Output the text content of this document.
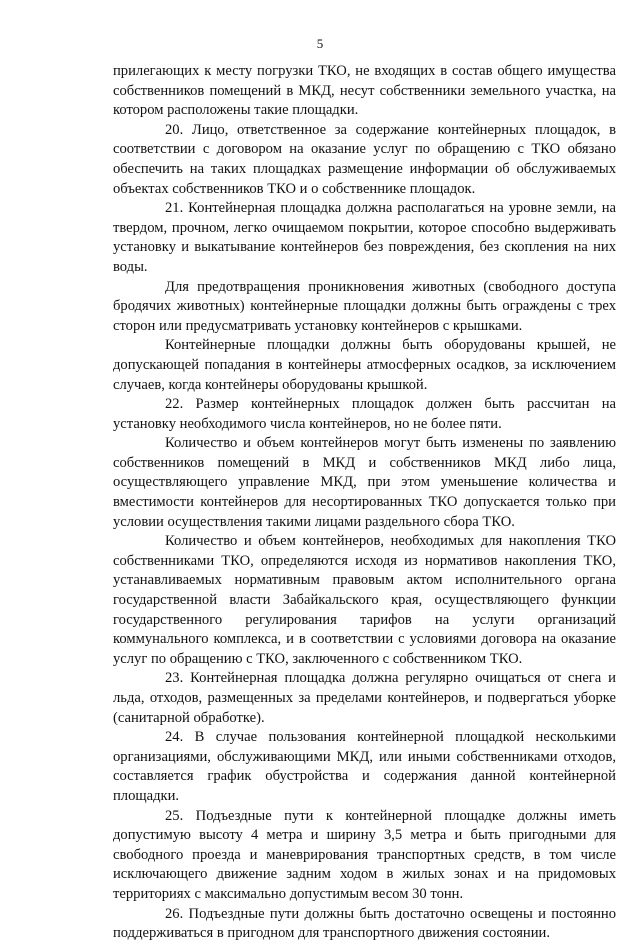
5

прилегающих к месту погрузки ТКО, не входящих в состав общего имущества собственников помещений в МКД, несут собственники земельного участка, на котором расположены такие площадки.

20. Лицо, ответственное за содержание контейнерных площадок, в соответствии с договором на оказание услуг по обращению с ТКО обязано обеспечить на таких площадках размещение информации об обслуживаемых объектах собственников ТКО и о собственнике площадок.

21. Контейнерная площадка должна располагаться на уровне земли, на твердом, прочном, легко очищаемом покрытии, которое способно выдерживать установку и выкатывание контейнеров без повреждения, без скопления на них воды.

Для предотвращения проникновения животных (свободного доступа бродячих животных) контейнерные площадки должны быть ограждены с трех сторон или предусматривать установку контейнеров с крышками.

Контейнерные площадки должны быть оборудованы крышей, не допускающей попадания в контейнеры атмосферных осадков, за исключением случаев, когда контейнеры оборудованы крышкой.

22. Размер контейнерных площадок должен быть рассчитан на установку необходимого числа контейнеров, но не более пяти.

Количество и объем контейнеров могут быть изменены по заявлению собственников помещений в МКД и собственников МКД либо лица, осуществляющего управление МКД, при этом уменьшение количества и вместимости контейнеров для несортированных ТКО допускается только при условии осуществления такими лицами раздельного сбора ТКО.

Количество и объем контейнеров, необходимых для накопления ТКО собственниками ТКО, определяются исходя из нормативов накопления ТКО, устанавливаемых нормативным правовым актом исполнительного органа государственной власти Забайкальского края, осуществляющего функции государственного регулирования тарифов на услуги организаций коммунального комплекса, и в соответствии с условиями договора на оказание услуг по обращению с ТКО, заключенного с собственником ТКО.

23. Контейнерная площадка должна регулярно очищаться от снега и льда, отходов, размещенных за пределами контейнеров, и подвергаться уборке (санитарной обработке).

24. В случае пользования контейнерной площадкой несколькими организациями, обслуживающими МКД, или иными собственниками отходов, составляется график обустройства и содержания данной контейнерной площадки.

25. Подъездные пути к контейнерной площадке должны иметь допустимую высоту 4 метра и ширину 3,5 метра и быть пригодными для свободного проезда и маневрирования транспортных средств, в том числе исключающего движение задним ходом в жилых зонах и на придомовых территориях с максимально допустимым весом 30 тонн.

26. Подъездные пути должны быть достаточно освещены и постоянно поддерживаться в пригодном для транспортного движения состоянии.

========

Aim of the task: From the entries above, return each line with the word "объем" in it.

Response to the exercise:
Количество и объем контейнеров могут быть изменены по заявлению собственников помещений в МКД и собственников МКД либо лица, осуществляющего управление МКД, при этом уменьшение количества и вместимости контейнеров для несортированных ТКО допускается только при условии осуществления такими лицами раздельного сбора ТКО.
Количество и объем контейнеров, необходимых для накопления ТКО собственниками ТКО, определяются исходя из нормативов накопления ТКО, устанавливаемых нормативным правовым актом исполнительного органа государственной власти Забайкальского края, осуществляющего функции государственного регулирования тарифов на услуги организаций коммунального комплекса, и в соответствии с условиями договора на оказание услуг по обращению с ТКО, заключенного с собственником ТКО.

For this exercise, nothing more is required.